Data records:
* Start *

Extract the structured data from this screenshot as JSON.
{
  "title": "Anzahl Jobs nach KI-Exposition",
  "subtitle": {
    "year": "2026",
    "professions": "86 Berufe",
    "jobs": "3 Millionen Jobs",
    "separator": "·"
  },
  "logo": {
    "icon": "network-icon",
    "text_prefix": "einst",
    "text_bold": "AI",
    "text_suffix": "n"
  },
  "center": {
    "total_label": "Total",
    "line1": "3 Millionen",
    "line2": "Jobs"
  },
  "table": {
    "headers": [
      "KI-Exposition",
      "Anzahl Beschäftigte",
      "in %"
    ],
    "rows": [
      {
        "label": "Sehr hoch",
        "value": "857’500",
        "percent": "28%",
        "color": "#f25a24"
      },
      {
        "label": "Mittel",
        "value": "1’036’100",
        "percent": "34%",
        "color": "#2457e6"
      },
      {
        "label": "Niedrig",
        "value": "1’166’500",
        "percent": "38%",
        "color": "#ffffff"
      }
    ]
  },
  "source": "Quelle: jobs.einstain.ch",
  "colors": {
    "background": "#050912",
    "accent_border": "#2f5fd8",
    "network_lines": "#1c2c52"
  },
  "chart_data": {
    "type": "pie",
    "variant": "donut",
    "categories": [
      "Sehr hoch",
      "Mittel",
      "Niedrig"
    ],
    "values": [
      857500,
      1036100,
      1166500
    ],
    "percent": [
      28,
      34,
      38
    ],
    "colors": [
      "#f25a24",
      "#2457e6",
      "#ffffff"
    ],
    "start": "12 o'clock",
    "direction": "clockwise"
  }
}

* End *

#### [PROBLEM STATEMENT]
Gather, from the listing above, every line carrying the word "Millionen".

#### [EXERCISE RESULT]
    "jobs": "3 Millionen Jobs",
    "line1": "3 Millionen",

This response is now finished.